▶ **Your goal**
Please transcribe the stretch of the Enron commentary below from "Another group that" through "in their duty.".

--- Start of Extract to read ---

EVERY time you turn a stone, another worm creeps out. That seems to be the story of the Enron debacle. Not a day goes by without a new expose of wrong doing in the company that one begins to wonder if there is anything in our systems and structure of an enterprise that can prevent such a catastrophe.

A lot of attention in this regard has been placed on the accounting and auditing issues. The auditors, Arthur Andersen, on whom the general public relied on for accurate information clearly failed in their job. There has begun a debate on the need to revise rules and regulations so that the auditors are held more accountable.

Another group that has let the public down is the analysts who work for stock brokerage houses. Even when the problems of Enron were beginning to be highlighted by newspapers, out of 17 analysts who follow Enron, 16 had `strong buy' or `buy' recommendations and one had `hold.' These are so-called experts who are knowledgeable about the firm and the industry and they failed in their duty.

Both auditors and analysts are external to the company. One group internal to the company on whom sufficient attention has not been focussed is the Board of Directors. Management theory tells us that the board performs three roles: Control (overseeing the functioning of the corporation and its management), service (being a link between the corporation and its external stakeholders), and strategy (providing a direction for the enterprise into the future). Of these three roles, control is the most basic and traditional role that provides the raison d'etre for a board.

The widely dispersed nature of the ownership (stockholders) of a joint stock enterprise requires the owners to repose their authority on the Board to oversee the corporation and ensure that the owners' interests are protected. This is where the Board failed.

--- End of Extract to read ---
--- Start of Extracted records ---

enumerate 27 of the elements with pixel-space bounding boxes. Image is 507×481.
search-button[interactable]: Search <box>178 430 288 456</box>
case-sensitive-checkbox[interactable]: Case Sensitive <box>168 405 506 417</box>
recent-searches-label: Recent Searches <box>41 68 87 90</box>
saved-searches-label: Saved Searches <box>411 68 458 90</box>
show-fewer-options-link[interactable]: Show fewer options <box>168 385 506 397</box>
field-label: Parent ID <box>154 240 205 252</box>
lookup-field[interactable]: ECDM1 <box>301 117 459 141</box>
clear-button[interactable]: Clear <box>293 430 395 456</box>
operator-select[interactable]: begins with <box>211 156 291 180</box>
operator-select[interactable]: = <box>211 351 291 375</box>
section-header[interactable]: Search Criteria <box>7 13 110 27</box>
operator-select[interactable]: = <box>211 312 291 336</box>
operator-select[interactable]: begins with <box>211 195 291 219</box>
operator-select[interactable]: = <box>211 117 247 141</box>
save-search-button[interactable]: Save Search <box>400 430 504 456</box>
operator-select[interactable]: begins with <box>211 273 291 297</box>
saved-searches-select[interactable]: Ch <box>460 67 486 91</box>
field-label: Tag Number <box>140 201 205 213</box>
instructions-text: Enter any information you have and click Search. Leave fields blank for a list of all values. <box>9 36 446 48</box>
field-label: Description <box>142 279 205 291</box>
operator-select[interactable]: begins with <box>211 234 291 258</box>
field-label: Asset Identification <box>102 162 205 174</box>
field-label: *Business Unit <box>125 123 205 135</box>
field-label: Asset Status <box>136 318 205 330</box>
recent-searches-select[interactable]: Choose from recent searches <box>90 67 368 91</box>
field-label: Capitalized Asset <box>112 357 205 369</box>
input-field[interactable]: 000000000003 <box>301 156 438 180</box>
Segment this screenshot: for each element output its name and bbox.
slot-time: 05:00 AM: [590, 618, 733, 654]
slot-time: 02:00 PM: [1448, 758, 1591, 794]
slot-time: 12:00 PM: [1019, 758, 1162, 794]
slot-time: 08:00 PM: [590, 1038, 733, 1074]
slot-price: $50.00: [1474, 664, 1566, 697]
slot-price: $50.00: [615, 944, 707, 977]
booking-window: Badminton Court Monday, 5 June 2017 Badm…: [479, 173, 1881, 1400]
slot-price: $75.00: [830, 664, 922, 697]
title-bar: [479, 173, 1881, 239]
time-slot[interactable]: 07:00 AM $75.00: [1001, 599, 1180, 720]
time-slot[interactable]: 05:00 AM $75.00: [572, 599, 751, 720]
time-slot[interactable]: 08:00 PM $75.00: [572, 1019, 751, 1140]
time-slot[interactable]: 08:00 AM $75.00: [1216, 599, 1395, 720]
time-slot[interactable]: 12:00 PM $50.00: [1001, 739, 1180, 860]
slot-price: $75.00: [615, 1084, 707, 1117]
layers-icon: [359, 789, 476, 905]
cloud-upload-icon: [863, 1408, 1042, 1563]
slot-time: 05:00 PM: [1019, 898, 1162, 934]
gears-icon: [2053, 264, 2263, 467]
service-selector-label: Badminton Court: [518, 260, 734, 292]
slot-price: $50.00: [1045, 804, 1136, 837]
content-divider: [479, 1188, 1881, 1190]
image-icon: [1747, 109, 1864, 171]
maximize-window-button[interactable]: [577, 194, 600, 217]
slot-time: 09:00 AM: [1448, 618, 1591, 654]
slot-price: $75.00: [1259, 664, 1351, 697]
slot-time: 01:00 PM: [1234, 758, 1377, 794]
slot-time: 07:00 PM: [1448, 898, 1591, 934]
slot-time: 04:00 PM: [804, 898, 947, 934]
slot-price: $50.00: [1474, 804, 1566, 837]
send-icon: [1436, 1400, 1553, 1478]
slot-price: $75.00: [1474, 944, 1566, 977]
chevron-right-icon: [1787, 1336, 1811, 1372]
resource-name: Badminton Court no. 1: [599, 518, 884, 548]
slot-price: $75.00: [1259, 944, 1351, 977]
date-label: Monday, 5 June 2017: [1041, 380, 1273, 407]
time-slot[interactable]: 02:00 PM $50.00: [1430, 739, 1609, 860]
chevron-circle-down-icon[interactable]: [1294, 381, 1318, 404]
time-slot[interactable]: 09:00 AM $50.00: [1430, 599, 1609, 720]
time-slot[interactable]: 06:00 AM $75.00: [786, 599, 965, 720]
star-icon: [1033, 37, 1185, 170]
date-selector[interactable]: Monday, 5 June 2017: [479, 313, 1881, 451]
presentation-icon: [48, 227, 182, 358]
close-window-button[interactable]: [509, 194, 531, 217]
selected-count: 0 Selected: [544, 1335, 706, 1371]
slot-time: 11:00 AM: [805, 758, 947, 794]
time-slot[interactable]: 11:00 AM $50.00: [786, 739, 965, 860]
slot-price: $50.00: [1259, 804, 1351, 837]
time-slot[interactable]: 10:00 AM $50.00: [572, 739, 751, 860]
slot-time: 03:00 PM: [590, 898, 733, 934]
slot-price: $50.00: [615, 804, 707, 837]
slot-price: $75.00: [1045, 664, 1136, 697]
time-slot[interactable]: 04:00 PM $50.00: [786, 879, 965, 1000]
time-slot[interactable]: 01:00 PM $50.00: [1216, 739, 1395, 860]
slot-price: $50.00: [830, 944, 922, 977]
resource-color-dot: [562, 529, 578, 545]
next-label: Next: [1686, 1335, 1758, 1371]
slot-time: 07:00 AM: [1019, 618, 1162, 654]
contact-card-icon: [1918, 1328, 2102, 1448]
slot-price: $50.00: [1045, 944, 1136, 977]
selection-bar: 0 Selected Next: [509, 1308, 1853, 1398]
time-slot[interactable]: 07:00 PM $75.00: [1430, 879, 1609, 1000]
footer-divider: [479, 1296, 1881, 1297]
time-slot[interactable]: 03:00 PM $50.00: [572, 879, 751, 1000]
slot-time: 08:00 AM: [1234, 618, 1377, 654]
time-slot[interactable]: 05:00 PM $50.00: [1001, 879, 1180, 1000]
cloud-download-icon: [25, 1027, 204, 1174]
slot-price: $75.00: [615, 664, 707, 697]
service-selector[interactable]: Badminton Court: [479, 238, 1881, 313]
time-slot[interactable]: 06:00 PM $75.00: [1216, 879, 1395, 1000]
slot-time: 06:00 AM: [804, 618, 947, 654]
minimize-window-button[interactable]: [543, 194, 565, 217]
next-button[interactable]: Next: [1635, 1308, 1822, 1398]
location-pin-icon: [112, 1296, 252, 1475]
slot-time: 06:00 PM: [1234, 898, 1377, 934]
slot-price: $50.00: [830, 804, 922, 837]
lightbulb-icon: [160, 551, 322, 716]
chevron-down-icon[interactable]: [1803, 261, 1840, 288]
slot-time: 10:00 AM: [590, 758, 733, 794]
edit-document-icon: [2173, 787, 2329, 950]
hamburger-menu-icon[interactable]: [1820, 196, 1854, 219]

--- End of Extracted records ---

▶ **Answer to the problem**
Another group that has let the public down is the analysts who work for stock brokerage houses. Even when the problems of Enron were beginning to be highlighted by newspapers, out of 17 analysts who follow Enron, 16 had `strong buy' or `buy' recommendations and one had `hold.' These are so-called experts who are knowledgeable about the firm and the industry and they failed in their duty.